What to do
Give only the number of lines in the records that include the string "casts".

Supplied records
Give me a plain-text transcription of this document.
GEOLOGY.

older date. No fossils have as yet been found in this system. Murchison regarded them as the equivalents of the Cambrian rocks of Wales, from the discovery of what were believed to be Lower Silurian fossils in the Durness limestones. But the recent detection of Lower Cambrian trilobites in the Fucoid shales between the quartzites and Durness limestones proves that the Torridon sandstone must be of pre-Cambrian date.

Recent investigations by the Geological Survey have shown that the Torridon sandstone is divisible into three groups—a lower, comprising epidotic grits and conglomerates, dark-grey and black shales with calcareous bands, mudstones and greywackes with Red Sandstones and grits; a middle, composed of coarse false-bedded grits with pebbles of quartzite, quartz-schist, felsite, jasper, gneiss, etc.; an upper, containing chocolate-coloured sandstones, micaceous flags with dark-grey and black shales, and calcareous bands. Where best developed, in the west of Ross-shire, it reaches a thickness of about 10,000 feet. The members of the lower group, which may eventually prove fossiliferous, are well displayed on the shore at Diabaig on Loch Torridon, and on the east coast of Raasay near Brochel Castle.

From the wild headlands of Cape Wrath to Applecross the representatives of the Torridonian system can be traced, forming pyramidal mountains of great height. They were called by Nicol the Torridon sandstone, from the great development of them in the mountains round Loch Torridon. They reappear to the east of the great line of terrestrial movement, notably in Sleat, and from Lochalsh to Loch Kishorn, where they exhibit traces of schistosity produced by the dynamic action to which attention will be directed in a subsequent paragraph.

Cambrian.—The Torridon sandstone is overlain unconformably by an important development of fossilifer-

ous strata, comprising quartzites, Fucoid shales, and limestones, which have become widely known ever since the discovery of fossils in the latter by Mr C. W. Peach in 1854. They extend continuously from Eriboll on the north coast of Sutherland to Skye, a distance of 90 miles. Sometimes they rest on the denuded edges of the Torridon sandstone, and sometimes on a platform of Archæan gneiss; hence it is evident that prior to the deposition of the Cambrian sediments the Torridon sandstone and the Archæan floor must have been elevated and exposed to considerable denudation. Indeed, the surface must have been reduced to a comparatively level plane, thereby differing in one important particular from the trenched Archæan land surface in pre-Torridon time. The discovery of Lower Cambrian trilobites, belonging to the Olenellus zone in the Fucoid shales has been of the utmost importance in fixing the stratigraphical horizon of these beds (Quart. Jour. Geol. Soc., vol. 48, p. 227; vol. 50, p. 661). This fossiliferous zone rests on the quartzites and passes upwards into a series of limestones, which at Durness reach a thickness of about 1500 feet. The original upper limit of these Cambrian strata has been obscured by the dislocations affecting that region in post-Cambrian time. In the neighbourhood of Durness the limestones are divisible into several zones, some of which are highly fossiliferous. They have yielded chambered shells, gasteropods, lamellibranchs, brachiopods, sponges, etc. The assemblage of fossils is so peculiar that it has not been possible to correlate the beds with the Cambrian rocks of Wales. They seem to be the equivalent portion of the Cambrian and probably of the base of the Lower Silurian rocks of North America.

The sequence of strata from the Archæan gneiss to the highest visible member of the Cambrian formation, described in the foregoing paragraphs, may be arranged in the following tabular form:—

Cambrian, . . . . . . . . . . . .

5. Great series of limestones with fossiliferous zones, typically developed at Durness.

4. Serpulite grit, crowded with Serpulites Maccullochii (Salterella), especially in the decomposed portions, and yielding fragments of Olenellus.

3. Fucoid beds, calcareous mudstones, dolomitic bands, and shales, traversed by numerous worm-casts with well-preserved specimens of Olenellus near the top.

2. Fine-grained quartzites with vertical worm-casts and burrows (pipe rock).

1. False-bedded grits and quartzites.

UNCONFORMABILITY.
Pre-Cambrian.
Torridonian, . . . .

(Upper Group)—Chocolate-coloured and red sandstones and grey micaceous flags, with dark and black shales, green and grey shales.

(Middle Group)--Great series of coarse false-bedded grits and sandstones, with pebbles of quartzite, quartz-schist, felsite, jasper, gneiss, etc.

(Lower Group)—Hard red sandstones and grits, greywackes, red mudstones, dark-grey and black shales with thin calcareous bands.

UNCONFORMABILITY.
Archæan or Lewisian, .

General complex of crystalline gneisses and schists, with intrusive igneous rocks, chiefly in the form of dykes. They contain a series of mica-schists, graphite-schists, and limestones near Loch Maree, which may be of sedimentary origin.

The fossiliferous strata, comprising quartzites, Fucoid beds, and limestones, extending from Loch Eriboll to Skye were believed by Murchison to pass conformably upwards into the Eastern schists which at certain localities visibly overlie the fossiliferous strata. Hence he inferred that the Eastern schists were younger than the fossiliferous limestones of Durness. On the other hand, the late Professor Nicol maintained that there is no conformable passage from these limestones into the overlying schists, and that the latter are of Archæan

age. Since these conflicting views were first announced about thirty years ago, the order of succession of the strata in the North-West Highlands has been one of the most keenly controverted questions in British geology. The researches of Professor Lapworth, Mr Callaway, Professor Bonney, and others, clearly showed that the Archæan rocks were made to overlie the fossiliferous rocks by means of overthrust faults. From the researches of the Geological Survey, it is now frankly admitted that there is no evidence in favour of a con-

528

Exercise answer
2